Return the listing below word for word.

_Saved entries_
[start]

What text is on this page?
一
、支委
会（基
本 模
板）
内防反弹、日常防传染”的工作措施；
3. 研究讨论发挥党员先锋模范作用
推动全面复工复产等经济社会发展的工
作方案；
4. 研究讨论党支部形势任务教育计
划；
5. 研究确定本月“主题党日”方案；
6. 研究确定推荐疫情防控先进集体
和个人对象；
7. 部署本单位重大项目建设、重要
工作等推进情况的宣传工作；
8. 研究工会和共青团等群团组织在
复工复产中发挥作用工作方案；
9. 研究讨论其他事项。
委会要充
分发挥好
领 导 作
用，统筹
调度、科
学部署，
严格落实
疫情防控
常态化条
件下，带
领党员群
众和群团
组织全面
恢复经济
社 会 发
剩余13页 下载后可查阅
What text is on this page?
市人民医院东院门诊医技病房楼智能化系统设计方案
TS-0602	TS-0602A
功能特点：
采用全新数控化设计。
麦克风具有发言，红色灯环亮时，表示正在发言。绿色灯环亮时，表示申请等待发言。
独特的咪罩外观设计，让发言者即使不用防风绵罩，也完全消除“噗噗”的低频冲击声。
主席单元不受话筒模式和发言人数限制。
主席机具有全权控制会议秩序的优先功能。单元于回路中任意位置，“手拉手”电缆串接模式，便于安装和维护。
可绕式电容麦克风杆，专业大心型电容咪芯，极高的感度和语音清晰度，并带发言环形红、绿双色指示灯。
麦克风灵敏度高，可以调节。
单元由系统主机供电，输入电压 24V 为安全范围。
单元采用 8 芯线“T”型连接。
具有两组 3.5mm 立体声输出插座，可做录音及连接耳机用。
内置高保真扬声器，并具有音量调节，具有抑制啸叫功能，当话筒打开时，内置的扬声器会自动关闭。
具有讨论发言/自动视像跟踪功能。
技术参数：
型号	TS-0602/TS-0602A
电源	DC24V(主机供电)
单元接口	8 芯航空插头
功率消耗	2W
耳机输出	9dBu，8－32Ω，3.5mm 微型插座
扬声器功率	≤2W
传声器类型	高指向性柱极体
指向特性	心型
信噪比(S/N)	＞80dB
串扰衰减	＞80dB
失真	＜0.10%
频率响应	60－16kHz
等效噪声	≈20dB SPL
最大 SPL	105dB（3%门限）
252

[end]

_Complete answer_
What text is on this page?
一
、支委
会（基
本 模
板）
内防反弹、日常防传染”的工作措施；
3. 研究讨论发挥党员先锋模范作用
推动全面复工复产等经济社会发展的工
作方案；
4. 研究讨论党支部形势任务教育计
划；
5. 研究确定本月“主题党日”方案；
6. 研究确定推荐疫情防控先进集体
和个人对象；
7. 部署本单位重大项目建设、重要
工作等推进情况的宣传工作；
8. 研究工会和共青团等群团组织在
复工复产中发挥作用工作方案；
9. 研究讨论其他事项。
委会要充
分发挥好
领 导 作
用，统筹
调度、科
学部署，
严格落实
疫情防控
常态化条
件下，带
领党员群
众和群团
组织全面
恢复经济
社 会 发
剩余13页 下载后可查阅
What text is on this page?
市人民医院东院门诊医技病房楼智能化系统设计方案
TS-0602	TS-0602A
功能特点：
采用全新数控化设计。
麦克风具有发言，红色灯环亮时，表示正在发言。绿色灯环亮时，表示申请等待发言。
独特的咪罩外观设计，让发言者即使不用防风绵罩，也完全消除“噗噗”的低频冲击声。
主席单元不受话筒模式和发言人数限制。
主席机具有全权控制会议秩序的优先功能。单元于回路中任意位置，“手拉手”电缆串接模式，便于安装和维护。
可绕式电容麦克风杆，专业大心型电容咪芯，极高的感度和语音清晰度，并带发言环形红、绿双色指示灯。
麦克风灵敏度高，可以调节。
单元由系统主机供电，输入电压 24V 为安全范围。
单元采用 8 芯线“T”型连接。
具有两组 3.5mm 立体声输出插座，可做录音及连接耳机用。
内置高保真扬声器，并具有音量调节，具有抑制啸叫功能，当话筒打开时，内置的扬声器会自动关闭。
具有讨论发言/自动视像跟踪功能。
技术参数：
型号	TS-0602/TS-0602A
电源	DC24V(主机供电)
单元接口	8 芯航空插头
功率消耗	2W
耳机输出	9dBu，8－32Ω，3.5mm 微型插座
扬声器功率	≤2W
传声器类型	高指向性柱极体
指向特性	心型
信噪比(S/N)	＞80dB
串扰衰减	＞80dB
失真	＜0.10%
频率响应	60－16kHz
等效噪声	≈20dB SPL
最大 SPL	105dB（3%门限）
252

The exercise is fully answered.